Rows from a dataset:
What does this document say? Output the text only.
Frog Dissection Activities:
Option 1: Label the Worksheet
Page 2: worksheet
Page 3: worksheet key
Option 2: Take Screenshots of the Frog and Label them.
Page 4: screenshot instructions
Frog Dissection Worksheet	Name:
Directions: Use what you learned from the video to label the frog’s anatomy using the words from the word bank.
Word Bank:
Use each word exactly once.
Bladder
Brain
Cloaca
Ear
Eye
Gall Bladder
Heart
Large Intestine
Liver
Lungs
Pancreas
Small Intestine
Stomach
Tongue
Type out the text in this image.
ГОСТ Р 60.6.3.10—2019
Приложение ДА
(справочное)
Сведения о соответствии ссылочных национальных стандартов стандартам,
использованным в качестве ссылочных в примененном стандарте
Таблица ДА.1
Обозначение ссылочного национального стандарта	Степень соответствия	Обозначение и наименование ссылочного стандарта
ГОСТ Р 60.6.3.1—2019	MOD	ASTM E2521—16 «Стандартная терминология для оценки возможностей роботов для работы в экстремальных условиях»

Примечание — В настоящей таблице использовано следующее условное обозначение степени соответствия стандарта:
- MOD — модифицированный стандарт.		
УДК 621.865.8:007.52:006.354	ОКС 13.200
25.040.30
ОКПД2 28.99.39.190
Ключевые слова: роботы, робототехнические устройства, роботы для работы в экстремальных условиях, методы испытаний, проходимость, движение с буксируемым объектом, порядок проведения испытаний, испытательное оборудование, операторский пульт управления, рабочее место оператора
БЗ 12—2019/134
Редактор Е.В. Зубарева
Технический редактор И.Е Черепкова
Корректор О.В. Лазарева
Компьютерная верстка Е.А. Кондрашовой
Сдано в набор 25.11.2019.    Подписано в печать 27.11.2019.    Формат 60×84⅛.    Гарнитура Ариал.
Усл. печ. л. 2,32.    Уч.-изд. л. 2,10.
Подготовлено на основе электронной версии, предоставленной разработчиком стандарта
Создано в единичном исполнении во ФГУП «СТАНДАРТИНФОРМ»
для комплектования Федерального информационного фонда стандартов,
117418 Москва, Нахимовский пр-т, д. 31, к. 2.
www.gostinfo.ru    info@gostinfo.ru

EXERCISE DIRECTIONS: List every line from the entries above in which "text" appears.

EXERCISE ANSWER:
What does this document say? Output the text only.
Type out the text in this image.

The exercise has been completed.